WRITTEN REQUEST
Find how many lines hold the word "data". Give only the number.

** BEGIN **

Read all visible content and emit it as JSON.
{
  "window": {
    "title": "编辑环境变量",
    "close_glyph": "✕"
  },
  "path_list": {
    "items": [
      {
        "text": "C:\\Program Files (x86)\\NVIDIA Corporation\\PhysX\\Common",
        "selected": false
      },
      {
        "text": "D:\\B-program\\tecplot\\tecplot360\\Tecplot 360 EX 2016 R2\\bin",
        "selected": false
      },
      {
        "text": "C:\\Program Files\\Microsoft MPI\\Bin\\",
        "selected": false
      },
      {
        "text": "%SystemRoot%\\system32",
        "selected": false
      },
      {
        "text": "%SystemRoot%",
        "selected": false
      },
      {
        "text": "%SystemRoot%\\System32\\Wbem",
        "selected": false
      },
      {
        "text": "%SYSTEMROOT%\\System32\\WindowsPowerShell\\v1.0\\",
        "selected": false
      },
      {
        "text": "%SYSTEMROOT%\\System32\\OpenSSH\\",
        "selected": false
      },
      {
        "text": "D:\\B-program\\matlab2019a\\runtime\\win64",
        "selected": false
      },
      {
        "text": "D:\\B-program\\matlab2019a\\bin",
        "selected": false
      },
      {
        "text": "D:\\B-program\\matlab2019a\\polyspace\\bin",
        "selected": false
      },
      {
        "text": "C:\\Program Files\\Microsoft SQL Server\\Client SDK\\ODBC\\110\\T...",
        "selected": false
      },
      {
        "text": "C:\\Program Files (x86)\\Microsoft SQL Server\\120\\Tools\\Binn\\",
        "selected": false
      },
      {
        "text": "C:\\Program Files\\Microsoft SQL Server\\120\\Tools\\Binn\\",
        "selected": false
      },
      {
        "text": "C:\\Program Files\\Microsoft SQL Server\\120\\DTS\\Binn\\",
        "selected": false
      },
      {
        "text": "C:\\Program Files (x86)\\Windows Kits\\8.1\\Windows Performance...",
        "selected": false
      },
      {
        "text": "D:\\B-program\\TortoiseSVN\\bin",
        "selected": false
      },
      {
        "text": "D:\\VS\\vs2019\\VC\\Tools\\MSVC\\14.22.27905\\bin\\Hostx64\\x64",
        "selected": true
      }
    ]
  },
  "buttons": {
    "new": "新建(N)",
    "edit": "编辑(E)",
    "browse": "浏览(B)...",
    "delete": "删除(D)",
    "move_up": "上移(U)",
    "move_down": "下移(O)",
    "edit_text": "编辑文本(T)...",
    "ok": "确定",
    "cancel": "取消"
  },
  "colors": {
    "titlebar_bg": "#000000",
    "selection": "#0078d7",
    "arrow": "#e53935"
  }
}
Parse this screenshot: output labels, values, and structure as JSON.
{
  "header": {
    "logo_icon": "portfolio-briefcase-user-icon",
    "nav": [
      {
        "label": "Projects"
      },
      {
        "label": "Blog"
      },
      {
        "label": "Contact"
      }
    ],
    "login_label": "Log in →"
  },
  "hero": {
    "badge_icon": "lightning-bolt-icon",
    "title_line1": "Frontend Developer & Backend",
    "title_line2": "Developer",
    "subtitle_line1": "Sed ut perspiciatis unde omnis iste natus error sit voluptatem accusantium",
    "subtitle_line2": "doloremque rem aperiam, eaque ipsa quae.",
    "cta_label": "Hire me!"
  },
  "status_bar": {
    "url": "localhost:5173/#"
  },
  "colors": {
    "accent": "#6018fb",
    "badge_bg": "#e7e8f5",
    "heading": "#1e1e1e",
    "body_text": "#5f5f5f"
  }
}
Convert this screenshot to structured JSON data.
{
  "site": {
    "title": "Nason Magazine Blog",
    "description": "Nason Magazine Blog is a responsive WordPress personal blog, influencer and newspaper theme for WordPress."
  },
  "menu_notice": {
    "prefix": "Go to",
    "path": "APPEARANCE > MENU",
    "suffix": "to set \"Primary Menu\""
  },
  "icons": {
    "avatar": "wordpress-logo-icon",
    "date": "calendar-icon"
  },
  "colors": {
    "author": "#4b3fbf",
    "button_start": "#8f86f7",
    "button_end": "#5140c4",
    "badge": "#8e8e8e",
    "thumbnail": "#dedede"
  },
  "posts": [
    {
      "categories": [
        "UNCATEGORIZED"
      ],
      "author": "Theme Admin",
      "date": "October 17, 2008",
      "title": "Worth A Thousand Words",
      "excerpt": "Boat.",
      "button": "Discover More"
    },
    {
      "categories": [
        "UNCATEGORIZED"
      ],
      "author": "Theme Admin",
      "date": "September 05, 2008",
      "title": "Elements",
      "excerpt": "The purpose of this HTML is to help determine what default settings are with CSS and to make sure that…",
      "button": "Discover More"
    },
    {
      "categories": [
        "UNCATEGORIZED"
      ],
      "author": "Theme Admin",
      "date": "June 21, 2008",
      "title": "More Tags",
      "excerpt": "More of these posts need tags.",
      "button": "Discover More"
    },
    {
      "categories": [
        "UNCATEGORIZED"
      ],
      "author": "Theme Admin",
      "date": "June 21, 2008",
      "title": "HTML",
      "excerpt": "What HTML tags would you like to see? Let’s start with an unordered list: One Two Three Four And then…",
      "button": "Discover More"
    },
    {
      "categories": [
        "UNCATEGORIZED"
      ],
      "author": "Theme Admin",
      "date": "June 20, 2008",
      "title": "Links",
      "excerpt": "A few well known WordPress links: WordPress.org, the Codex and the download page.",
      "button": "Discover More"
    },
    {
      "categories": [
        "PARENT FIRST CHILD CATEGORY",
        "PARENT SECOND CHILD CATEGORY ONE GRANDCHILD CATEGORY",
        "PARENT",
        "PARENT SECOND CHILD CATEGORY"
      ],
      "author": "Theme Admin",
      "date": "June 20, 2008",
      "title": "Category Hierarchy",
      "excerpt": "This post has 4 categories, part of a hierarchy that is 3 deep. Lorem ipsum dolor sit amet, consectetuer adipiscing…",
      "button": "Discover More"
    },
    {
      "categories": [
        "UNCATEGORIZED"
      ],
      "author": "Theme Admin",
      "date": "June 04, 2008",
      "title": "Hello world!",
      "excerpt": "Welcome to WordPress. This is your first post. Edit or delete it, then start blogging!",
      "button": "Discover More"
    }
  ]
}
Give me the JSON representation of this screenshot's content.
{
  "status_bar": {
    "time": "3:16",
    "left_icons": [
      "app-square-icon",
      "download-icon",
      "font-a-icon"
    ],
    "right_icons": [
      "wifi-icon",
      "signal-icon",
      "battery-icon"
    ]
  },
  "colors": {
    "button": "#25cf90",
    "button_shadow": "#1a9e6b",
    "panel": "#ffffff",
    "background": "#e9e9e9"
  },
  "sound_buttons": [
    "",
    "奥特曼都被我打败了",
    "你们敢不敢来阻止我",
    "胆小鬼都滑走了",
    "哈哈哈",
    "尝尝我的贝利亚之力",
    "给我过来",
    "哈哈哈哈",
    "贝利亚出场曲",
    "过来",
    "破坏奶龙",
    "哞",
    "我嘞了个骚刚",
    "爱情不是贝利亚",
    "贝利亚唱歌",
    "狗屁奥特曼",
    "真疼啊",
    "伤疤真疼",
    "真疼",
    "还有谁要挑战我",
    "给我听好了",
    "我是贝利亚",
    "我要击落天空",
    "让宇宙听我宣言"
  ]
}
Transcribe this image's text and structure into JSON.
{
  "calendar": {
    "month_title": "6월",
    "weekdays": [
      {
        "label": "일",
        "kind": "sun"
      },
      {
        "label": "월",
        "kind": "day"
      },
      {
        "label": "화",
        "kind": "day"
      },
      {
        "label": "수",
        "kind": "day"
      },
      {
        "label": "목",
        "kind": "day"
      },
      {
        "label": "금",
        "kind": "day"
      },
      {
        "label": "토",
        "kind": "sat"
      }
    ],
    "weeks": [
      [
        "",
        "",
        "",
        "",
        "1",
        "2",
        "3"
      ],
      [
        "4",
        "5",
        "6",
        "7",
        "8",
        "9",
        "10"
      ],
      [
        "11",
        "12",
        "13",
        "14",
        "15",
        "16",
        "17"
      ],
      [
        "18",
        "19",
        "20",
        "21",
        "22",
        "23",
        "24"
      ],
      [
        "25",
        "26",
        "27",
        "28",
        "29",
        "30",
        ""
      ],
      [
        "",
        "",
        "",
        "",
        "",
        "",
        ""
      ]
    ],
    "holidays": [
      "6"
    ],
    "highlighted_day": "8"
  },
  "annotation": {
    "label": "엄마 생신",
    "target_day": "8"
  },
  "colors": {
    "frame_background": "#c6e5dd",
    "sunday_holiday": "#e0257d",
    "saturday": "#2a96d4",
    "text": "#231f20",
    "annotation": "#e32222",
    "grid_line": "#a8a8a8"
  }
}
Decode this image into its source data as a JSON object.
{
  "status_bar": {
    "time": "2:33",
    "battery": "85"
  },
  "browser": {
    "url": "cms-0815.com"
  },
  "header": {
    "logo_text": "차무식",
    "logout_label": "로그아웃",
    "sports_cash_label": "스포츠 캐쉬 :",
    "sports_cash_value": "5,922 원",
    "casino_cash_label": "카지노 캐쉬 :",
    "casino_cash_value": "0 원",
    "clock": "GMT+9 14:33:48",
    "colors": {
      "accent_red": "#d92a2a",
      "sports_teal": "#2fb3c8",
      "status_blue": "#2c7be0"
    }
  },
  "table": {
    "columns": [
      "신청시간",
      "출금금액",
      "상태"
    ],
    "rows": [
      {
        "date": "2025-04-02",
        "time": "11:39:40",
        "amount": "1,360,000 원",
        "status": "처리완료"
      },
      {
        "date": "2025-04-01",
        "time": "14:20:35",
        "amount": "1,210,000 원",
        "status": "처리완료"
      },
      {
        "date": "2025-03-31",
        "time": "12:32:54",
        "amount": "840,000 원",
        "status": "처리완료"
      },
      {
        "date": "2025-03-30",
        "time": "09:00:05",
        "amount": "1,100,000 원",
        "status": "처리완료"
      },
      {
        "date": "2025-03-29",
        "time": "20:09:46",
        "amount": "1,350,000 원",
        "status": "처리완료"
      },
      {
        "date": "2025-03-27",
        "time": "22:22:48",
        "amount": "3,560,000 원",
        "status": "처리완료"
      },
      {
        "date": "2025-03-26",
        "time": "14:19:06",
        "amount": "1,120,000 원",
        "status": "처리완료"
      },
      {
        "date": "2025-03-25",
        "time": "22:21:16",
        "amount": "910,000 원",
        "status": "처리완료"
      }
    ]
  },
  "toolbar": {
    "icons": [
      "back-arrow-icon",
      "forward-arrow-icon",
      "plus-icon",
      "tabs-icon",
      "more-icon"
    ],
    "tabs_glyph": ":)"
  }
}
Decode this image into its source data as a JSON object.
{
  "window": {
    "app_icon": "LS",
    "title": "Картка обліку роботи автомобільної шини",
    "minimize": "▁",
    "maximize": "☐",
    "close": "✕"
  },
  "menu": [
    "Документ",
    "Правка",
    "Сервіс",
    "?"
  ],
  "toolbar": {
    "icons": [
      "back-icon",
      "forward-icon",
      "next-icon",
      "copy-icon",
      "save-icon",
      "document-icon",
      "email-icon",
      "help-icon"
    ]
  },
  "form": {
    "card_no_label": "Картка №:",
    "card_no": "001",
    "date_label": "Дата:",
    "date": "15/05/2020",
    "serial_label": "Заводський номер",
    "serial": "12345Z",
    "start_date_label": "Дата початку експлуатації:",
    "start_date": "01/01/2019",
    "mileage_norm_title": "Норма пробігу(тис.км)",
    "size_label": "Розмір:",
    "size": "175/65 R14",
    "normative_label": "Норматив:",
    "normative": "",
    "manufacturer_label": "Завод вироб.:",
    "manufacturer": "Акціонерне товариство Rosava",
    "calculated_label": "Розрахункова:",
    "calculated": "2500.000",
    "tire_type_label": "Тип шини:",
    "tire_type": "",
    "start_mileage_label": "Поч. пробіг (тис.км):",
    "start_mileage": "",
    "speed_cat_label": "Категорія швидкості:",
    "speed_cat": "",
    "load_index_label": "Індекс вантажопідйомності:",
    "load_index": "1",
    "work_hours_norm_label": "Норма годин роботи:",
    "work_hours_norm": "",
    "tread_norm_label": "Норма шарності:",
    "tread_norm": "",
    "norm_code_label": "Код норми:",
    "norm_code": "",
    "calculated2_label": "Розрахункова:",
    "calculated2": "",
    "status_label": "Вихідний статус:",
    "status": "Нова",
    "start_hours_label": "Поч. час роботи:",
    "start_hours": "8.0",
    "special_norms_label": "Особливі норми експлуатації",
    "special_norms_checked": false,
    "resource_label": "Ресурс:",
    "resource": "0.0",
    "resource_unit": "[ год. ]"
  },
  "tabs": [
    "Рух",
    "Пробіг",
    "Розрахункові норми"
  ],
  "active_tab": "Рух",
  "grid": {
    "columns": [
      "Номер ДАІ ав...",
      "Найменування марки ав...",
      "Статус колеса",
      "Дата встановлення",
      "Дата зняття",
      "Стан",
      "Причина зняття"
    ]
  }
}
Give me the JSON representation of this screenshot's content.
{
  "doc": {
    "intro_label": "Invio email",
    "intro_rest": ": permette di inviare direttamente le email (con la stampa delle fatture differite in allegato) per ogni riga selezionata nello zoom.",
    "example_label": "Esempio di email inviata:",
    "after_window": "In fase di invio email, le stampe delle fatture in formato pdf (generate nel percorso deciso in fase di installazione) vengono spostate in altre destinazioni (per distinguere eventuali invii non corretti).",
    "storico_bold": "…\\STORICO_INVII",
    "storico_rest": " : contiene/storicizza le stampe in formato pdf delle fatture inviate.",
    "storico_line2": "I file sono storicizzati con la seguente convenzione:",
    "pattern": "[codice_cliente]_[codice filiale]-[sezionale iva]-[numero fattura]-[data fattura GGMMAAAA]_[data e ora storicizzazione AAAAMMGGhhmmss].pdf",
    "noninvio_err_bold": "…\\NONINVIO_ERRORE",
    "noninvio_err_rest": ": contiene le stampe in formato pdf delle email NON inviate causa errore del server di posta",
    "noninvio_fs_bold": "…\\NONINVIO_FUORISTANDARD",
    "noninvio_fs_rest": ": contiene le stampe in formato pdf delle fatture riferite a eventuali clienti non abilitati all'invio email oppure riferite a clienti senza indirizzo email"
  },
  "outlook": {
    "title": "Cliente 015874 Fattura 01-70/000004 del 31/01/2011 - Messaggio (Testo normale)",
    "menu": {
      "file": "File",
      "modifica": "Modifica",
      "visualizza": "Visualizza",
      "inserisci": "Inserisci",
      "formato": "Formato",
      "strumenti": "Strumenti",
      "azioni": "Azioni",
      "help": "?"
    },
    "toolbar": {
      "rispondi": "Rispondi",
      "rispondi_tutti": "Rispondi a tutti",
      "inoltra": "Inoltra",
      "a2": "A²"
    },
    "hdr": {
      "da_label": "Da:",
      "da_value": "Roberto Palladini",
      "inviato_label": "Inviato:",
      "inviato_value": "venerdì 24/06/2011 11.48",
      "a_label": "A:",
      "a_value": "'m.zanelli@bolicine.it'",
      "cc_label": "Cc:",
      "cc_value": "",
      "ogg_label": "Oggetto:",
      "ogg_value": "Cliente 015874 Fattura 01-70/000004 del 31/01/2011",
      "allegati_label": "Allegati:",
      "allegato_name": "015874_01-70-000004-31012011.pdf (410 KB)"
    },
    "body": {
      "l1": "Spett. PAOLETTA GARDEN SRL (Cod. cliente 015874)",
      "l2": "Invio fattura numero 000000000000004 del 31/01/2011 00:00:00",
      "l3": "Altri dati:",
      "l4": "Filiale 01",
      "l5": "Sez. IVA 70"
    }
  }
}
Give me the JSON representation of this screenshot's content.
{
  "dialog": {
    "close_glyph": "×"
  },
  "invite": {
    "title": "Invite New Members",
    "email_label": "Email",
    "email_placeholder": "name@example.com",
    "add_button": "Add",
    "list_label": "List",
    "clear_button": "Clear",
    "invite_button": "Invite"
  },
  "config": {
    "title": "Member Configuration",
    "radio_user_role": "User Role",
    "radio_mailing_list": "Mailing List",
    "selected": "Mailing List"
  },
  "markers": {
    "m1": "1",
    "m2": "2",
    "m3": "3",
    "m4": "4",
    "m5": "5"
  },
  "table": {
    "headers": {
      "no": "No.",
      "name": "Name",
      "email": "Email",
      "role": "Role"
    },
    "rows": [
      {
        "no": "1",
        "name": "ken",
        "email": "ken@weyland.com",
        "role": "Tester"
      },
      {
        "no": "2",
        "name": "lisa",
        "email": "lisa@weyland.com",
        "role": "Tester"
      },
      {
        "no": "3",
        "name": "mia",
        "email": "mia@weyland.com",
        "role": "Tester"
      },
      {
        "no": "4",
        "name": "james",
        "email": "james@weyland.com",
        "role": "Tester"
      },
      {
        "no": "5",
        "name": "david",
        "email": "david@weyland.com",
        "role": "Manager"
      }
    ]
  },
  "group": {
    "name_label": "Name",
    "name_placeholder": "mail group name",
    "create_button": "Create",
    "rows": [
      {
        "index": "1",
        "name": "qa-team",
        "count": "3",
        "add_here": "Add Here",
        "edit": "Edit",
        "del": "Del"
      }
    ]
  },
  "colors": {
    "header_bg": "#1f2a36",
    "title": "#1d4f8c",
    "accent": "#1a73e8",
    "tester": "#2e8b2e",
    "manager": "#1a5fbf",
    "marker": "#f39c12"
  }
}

** END **

EXPECTED ANSWER
4